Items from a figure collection

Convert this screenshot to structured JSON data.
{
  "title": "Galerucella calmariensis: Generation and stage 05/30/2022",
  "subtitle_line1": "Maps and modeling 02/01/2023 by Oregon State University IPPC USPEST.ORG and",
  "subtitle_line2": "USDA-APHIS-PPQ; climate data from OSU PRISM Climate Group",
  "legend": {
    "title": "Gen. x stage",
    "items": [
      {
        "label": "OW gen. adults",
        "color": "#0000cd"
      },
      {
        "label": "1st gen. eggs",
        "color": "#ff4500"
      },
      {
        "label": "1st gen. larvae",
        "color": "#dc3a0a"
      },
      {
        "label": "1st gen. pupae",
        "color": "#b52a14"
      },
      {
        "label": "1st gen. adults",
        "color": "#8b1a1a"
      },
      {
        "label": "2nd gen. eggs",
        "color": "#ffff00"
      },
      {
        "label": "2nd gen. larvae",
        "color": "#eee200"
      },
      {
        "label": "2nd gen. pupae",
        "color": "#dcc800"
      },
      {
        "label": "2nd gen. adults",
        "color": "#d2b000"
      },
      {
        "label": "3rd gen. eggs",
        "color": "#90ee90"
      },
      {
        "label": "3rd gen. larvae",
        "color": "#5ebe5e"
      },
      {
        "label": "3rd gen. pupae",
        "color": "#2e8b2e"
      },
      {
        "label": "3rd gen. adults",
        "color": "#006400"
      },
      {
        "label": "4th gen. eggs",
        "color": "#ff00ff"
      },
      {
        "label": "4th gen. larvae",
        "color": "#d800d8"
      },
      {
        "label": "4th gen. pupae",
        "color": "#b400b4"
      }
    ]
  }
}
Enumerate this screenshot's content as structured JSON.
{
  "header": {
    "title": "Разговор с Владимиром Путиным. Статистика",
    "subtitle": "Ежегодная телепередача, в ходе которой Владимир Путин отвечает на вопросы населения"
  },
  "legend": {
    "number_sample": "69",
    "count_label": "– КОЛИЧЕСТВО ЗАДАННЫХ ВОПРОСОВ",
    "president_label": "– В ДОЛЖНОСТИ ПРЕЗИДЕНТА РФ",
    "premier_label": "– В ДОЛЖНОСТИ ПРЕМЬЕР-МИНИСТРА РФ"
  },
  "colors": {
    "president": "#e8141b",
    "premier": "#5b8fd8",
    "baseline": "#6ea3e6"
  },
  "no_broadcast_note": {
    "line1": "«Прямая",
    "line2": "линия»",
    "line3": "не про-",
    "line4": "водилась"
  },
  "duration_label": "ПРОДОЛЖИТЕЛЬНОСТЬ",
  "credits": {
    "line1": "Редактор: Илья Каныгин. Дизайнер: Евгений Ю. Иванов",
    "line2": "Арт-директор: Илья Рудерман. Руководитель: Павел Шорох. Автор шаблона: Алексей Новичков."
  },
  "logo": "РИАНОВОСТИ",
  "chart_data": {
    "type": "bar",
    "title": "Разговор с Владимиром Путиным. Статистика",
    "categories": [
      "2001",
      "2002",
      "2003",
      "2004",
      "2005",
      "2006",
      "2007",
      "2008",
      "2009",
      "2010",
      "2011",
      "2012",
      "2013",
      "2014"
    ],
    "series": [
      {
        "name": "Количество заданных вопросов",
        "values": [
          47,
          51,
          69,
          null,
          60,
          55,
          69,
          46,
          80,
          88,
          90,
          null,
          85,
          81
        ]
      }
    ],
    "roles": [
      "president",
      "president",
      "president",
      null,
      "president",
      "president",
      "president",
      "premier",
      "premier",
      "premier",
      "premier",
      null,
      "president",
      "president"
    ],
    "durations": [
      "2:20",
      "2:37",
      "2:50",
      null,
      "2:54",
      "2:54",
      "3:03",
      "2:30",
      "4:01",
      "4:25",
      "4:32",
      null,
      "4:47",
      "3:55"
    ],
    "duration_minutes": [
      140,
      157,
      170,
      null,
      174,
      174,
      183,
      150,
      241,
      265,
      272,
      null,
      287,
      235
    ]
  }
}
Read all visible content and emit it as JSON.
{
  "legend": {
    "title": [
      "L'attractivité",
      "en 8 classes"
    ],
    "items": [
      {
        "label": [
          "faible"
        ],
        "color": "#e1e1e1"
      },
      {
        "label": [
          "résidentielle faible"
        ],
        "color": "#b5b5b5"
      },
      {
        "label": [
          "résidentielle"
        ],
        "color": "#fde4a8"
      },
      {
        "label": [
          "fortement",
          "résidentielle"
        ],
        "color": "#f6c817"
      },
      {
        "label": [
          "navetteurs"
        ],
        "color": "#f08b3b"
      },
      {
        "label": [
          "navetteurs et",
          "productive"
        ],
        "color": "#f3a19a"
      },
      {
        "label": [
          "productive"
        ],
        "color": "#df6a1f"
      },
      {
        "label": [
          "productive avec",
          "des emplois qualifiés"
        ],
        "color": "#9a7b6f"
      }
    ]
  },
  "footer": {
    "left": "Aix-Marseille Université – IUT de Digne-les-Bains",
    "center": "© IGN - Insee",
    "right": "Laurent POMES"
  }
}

__Exercise prompt__: Check each line of the entries above, and show every one holding the word "pupae".

__Worked answer__:
        "label": "1st gen. pupae",
        "label": "2nd gen. pupae",
        "label": "3rd gen. pupae",
        "label": "4th gen. pupae",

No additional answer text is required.